* [Fragmento de página]:
★ ★ ★

Aunque admirador del cine estadounidense, siempre detestó el exceso de melodrama, razón por la que hizo de la elipsis un sello personal, con el que evitaba mostrar las situaciones más dramáticas. En sus palabras: “intentaba retratar el ciclo de la vida. No estaba interesado en la acción por sí misma”.
En sus obras de posguerra las relaciones familiares cobran una mayor relevancia; Ozu explora la soledad intrínseca a los cambios debido al matrimonio, vejez o muerte. En Primavera tardía (1949) es una hija quien cuida de su padre y está pronta a casarse; en El comienzo del verano (1951), una familia convencional se ve incomodada por la negativa de la hija mayor a buscar esposo. En Otoño tardío (1960), una viuda cría a su hija mientras los amigos del difunto les buscan cónyuges. Y en El sabor del sake (1962), un hombre viudo insiste en casar a su hija, tras lo cual se sume en el alcoholismo y la soledad.

★ ★ ★

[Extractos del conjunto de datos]
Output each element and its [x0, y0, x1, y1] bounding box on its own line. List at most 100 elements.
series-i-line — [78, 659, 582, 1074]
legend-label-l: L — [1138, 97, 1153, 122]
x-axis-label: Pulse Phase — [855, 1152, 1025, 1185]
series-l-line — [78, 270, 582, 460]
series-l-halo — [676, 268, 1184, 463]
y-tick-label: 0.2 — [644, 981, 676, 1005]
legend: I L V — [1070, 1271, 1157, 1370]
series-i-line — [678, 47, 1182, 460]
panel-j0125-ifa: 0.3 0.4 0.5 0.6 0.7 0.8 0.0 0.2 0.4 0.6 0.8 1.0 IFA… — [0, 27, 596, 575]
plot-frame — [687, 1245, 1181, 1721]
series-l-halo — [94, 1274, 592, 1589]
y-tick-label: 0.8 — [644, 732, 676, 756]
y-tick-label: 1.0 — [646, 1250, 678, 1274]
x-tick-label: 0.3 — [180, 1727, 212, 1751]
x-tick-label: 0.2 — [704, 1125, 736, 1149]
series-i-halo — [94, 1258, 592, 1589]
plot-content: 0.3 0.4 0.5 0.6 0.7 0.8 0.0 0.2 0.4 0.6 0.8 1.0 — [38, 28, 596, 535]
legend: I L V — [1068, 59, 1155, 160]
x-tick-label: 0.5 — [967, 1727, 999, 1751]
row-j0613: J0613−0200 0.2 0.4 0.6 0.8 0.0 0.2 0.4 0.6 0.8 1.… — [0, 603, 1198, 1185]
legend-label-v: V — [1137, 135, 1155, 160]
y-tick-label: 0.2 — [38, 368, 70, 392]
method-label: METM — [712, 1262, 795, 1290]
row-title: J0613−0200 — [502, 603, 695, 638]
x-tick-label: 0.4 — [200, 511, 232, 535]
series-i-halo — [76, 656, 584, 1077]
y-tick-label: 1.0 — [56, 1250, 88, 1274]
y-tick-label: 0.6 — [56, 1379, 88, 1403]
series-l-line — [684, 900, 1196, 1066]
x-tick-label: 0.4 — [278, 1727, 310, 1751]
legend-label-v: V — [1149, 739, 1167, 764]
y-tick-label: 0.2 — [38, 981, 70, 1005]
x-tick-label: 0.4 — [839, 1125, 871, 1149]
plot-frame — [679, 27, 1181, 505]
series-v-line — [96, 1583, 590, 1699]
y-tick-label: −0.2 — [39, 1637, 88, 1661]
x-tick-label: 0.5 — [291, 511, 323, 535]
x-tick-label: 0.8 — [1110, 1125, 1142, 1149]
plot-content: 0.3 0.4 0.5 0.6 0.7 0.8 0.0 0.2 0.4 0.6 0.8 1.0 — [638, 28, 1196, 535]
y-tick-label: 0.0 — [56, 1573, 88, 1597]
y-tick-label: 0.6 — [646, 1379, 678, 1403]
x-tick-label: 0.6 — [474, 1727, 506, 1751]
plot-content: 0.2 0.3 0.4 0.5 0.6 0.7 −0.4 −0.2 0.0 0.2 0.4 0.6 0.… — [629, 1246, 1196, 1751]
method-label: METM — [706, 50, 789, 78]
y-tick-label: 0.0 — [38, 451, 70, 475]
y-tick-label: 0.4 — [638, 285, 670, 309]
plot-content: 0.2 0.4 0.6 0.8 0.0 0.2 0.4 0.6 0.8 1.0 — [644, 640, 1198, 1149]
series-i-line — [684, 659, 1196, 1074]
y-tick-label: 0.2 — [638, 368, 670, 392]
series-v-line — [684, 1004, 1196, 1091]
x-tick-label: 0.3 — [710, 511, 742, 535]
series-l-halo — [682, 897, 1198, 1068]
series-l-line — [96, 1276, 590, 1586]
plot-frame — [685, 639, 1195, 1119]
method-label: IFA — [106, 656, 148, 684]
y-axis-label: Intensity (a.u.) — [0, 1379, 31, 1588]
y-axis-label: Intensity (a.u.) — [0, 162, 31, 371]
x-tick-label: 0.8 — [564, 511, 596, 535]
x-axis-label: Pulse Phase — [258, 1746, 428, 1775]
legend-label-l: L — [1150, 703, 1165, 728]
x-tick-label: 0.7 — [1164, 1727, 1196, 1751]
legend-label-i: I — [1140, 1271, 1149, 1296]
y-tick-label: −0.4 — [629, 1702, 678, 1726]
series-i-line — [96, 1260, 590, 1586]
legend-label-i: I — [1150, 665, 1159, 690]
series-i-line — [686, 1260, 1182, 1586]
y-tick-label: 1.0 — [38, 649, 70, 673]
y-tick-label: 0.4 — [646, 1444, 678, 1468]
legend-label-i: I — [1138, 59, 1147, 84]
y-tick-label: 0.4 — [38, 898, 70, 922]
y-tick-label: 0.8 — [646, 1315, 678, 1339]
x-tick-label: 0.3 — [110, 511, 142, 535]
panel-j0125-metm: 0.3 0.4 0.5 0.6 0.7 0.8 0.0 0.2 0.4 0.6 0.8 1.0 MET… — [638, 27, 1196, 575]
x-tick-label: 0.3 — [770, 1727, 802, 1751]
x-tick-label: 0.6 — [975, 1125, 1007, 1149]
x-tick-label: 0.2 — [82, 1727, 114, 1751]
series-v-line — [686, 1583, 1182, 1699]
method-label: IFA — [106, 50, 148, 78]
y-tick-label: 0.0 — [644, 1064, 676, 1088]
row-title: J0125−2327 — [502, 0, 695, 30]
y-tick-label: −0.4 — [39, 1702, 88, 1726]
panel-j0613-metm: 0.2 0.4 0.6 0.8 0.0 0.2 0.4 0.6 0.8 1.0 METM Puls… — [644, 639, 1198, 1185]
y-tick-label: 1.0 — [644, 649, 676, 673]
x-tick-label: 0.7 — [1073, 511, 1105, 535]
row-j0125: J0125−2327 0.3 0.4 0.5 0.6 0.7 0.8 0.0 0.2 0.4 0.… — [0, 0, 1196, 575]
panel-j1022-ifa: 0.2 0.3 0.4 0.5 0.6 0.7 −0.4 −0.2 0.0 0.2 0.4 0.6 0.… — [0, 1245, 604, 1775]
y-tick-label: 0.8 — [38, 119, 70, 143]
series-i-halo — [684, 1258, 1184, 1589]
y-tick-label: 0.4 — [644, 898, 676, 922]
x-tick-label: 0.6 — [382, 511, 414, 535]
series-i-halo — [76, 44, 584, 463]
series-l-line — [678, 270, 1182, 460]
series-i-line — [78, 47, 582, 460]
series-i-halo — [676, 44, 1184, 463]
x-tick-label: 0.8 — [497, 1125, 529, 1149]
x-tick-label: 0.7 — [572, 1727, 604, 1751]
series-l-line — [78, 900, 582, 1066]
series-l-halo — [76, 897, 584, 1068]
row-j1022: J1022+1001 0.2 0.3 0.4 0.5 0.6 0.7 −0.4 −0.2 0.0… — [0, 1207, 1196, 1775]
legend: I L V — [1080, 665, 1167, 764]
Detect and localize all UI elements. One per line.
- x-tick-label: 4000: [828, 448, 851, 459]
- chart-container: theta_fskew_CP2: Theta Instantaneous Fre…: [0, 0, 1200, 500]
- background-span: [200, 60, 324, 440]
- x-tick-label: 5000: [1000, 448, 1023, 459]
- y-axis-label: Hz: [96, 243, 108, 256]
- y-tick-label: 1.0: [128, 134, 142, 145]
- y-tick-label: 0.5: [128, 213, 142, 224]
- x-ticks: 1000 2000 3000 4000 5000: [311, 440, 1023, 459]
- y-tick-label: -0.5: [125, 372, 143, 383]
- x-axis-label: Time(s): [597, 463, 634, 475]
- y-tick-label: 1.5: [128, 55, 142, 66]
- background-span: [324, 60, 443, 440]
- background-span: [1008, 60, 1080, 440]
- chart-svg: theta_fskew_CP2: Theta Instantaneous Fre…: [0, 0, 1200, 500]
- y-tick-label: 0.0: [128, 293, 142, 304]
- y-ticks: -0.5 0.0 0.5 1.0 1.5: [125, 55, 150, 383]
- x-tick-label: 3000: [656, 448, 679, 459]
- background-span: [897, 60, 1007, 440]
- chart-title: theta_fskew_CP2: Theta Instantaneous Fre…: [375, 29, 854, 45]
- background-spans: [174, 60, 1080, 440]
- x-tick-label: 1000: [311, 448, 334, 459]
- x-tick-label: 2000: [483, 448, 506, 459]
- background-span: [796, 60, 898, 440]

★ ★ ★

* [Lista de tareas]:
1. Según el fragmento sobre Ozu, ¿qué recurso convirtió en un sello personal para evitar mostrar las situaciones más dramáticas?
2. Por favor, transcribe del fragmento sobre Ozu todo lo que va desde "En sus obras" hasta "y la soledad.".
3. Prosigue el fragmento sobre Ozu a partir de su última oración.

* [Respuestas]:
1. La elipsis.

2.
En sus obras de posguerra las relaciones familiares cobran una mayor relevancia; Ozu explora la soledad intrínseca a los cambios debido al matrimonio, vejez o muerte. En Primavera tardía (1949) es una hija quien cuida de su padre y está pronta a casarse; en El comienzo del verano (1951), una familia convencional se ve incomodada por la negativa de la hija mayor a buscar esposo. En Otoño tardío (1960), una viuda cría a su hija mientras los amigos del difunto les buscan cónyuges. Y en El sabor del sake (1962), un hombre viudo insiste en casar a su hija, tras lo cual se sume en el alcoholismo y la soledad.

3.
Su película más reconocida es la emblemática Cuentos de Tokio (1953). Muestra una conmovedora historia de una pareja de ancianos que se traslada desde su pueblo hasta Tokio para visitar a sus hijos. El viaje resulta amargo y nostálgico por el desinterés de los hijos y nietos, quienes están más preocupados por el dinero y por sí mismos.
Kazuo Inoue en su documental I lived, but… ( 1983) explica que Cuentos de Tokio “trata sobre la disolución de la familia. El tema era nuevo y verdadero, y Ozu nunca fue más refinado”. Esa división generacional que Ozu vaticinaba se iba a acrecentar conforme Japón se recuperaba de la guerra y se convertía en potencia económica mundial.
La muerte
En la actualidad, la muerte sigue presente en la cultura no solo como un acto natural, sino como un acto forzado. Los decesos por suicidio no son extraños en un país en el que el sepukko , suicidio ritual, era considerado un acto honorable hasta su prohibición en 1873. Según la BBC, para el 2013 se contabilizaron 27.283 suicidios, casi 75 por día, y se considera la primera causa de muerte entre los 15 y 34 años.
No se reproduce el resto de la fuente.